(Stored data entries)
☆ ☆ ☆ ☆

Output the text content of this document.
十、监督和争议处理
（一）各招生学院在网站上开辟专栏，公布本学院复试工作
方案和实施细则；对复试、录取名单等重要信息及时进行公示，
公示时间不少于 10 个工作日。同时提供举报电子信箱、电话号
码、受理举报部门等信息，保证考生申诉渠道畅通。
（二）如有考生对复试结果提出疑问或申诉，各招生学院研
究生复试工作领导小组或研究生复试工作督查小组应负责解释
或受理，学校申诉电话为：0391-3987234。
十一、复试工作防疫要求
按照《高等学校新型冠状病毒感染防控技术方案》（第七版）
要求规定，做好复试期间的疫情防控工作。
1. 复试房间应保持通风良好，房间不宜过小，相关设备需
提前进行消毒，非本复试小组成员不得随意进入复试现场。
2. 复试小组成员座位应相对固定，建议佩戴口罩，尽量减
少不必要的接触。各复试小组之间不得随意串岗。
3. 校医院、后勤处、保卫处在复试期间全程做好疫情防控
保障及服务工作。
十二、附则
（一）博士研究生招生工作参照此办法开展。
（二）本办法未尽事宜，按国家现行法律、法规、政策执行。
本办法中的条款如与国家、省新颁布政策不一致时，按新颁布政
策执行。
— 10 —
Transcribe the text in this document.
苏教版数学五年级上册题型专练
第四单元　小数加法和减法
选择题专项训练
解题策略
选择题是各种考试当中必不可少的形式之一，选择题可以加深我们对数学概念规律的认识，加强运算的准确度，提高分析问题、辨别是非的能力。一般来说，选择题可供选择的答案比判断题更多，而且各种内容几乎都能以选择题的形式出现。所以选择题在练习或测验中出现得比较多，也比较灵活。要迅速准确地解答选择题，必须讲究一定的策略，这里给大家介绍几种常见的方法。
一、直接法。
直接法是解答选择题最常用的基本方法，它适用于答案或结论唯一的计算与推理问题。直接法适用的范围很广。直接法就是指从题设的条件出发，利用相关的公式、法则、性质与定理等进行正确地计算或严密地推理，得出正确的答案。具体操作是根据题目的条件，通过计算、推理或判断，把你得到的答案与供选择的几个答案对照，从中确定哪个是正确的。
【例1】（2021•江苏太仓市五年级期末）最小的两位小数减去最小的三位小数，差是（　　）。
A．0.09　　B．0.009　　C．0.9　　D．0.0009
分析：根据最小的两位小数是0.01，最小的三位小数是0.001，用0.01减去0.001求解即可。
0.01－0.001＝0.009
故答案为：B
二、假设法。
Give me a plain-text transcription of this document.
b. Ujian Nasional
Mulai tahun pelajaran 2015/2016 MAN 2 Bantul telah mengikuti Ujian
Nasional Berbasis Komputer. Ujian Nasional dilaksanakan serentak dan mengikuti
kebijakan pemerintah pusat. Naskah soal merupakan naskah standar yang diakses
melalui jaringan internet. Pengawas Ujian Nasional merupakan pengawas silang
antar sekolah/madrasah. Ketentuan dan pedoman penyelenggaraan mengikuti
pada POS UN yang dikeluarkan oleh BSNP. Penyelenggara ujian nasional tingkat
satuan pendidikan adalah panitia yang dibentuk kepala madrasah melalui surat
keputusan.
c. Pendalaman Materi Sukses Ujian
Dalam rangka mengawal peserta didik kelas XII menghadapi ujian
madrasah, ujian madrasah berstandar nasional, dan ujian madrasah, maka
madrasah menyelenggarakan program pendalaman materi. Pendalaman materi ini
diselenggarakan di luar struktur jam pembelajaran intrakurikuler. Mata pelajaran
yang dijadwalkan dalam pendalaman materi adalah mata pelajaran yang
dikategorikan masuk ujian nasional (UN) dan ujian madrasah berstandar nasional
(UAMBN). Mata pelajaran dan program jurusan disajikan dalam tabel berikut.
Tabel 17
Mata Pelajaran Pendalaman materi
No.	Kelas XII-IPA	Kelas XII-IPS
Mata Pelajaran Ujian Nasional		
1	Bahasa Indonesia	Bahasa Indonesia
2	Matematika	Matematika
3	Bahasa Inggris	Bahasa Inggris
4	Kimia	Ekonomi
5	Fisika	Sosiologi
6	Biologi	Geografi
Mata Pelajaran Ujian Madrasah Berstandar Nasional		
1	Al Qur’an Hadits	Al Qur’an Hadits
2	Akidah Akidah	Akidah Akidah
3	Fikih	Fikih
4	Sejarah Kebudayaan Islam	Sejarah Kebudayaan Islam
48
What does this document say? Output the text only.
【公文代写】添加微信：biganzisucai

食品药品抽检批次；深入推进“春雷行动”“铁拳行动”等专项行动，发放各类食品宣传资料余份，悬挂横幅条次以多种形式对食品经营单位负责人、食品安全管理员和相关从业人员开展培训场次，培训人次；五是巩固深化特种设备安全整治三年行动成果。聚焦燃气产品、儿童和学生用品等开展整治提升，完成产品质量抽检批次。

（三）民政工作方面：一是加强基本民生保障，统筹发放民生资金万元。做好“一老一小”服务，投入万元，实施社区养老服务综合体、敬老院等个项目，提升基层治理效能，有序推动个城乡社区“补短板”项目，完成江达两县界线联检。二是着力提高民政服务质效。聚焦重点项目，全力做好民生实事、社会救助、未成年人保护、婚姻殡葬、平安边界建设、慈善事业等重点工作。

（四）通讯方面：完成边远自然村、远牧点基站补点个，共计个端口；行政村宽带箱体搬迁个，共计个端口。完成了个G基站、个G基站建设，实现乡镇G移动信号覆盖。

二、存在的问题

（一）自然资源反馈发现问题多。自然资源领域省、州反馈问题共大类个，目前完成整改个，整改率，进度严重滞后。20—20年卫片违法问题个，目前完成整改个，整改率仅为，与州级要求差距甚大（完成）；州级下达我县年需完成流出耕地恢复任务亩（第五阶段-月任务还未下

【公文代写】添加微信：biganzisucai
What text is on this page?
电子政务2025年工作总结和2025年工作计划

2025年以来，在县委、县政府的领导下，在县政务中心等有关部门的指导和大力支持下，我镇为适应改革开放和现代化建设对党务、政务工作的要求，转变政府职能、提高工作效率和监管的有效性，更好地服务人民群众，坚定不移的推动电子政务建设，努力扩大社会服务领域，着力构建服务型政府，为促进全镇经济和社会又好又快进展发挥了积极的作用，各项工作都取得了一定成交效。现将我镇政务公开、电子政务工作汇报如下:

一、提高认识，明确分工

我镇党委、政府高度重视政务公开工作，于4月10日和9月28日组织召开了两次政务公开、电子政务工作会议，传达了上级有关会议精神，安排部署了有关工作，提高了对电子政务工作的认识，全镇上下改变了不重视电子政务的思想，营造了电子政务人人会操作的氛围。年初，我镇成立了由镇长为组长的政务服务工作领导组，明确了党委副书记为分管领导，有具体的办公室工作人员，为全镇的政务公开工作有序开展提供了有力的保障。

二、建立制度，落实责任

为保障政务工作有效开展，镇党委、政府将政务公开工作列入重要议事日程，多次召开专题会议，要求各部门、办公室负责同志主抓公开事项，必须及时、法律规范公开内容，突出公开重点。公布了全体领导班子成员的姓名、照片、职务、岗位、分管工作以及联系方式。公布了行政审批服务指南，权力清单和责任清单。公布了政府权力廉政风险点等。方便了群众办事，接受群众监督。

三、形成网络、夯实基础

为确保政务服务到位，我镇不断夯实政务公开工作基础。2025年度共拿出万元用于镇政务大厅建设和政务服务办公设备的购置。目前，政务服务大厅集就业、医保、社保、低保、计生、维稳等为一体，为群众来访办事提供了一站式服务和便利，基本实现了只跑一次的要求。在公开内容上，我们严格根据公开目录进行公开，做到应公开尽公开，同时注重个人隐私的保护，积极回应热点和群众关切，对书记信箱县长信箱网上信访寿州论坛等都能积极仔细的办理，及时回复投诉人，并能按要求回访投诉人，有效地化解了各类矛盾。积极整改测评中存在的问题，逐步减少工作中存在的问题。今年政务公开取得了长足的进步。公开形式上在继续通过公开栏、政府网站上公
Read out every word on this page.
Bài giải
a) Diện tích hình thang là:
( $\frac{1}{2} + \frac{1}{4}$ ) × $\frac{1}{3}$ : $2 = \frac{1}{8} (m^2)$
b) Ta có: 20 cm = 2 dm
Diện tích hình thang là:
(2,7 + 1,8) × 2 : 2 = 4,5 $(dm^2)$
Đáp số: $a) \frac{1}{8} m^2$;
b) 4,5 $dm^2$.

☆ ☆ ☆ ☆

(WHAT YOU NEED TO DO)
All lines of the data above that include the word "Bahasa" must be shown.

(SOLUTION FOR THIS EXERCISE)
1	Bahasa Indonesia	Bahasa Indonesia
3	Bahasa Inggris	Bahasa Inggris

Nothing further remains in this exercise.